§ **YOUR GOAL**
Pick every line with "value" from the material below.

-- Start MATERIALS PROVIDED --

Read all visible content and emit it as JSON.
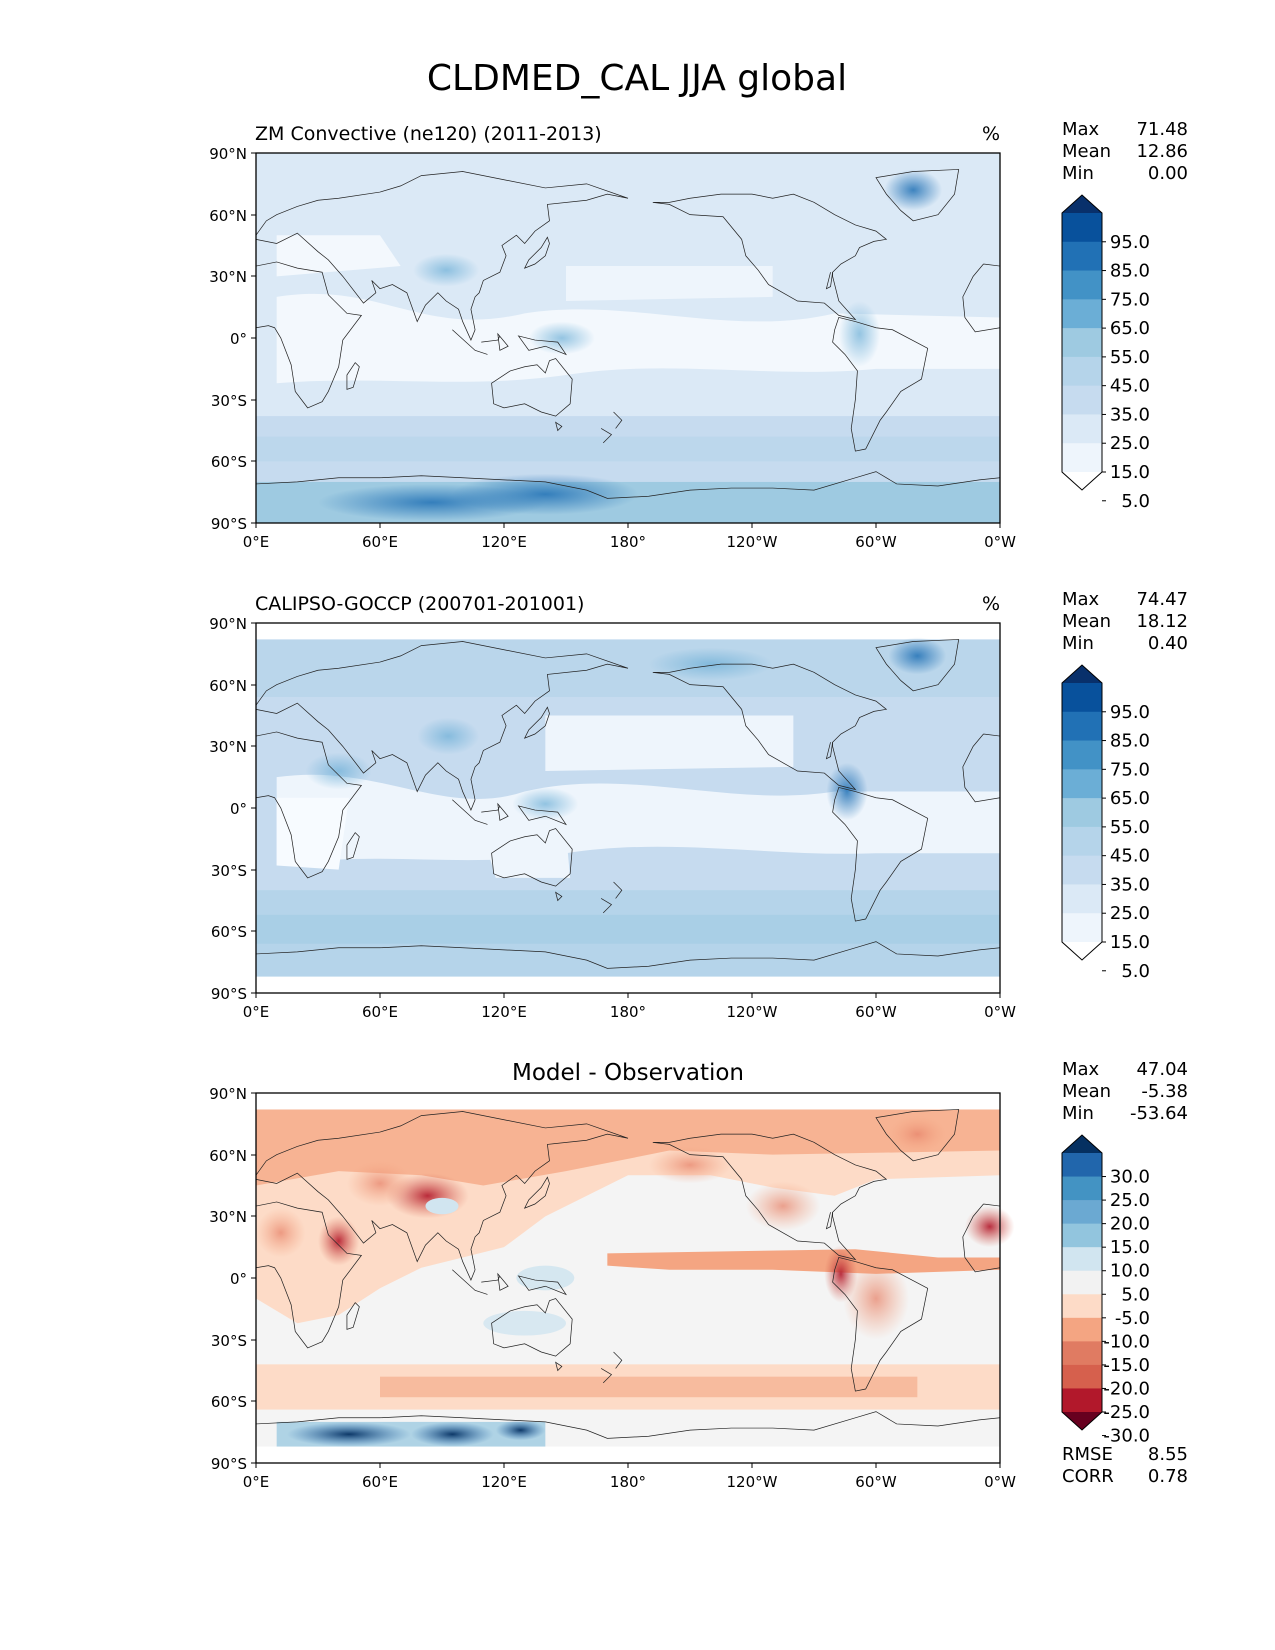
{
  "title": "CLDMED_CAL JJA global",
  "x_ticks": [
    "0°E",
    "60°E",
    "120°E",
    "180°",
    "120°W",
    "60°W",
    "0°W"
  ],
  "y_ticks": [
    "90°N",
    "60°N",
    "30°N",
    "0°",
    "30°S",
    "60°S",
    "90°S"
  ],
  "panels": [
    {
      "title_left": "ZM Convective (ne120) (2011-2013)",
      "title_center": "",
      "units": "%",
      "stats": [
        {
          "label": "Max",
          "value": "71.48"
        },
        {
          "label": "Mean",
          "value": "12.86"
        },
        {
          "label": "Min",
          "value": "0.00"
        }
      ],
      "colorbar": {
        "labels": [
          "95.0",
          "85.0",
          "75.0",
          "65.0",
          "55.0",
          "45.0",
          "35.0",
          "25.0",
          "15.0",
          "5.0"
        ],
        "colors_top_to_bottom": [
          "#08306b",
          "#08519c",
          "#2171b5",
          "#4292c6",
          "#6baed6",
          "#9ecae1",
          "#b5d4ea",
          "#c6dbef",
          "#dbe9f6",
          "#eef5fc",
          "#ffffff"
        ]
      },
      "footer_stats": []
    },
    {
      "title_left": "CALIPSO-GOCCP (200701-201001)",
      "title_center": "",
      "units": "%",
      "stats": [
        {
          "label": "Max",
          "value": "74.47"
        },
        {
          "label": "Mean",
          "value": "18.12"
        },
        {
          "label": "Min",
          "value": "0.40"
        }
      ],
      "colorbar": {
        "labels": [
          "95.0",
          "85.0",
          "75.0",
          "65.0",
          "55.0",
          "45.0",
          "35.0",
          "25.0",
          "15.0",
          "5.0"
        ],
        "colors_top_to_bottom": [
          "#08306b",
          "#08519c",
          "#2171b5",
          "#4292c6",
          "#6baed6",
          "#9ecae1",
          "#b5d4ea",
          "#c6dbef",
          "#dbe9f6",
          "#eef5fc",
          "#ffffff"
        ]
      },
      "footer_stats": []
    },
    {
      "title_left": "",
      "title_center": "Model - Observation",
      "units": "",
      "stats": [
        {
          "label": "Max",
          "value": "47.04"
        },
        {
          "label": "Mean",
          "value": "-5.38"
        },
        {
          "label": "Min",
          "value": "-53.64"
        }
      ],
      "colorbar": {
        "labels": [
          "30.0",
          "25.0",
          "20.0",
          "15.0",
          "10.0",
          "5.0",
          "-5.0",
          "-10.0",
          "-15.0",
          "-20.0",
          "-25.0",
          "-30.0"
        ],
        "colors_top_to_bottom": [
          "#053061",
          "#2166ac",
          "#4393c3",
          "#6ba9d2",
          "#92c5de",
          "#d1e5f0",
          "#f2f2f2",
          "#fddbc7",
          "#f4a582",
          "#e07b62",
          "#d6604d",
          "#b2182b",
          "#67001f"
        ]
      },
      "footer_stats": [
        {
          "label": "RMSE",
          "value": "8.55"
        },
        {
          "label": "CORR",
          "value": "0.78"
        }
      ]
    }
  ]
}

-- End MATERIALS PROVIDED --

§ **ANSWER TO THE EXERCISE**
          "value": "71.48"
          "value": "12.86"
          "value": "0.00"
          "value": "74.47"
          "value": "18.12"
          "value": "0.40"
          "value": "47.04"
          "value": "-5.38"
          "value": "-53.64"
          "value": "8.55"
          "value": "0.78"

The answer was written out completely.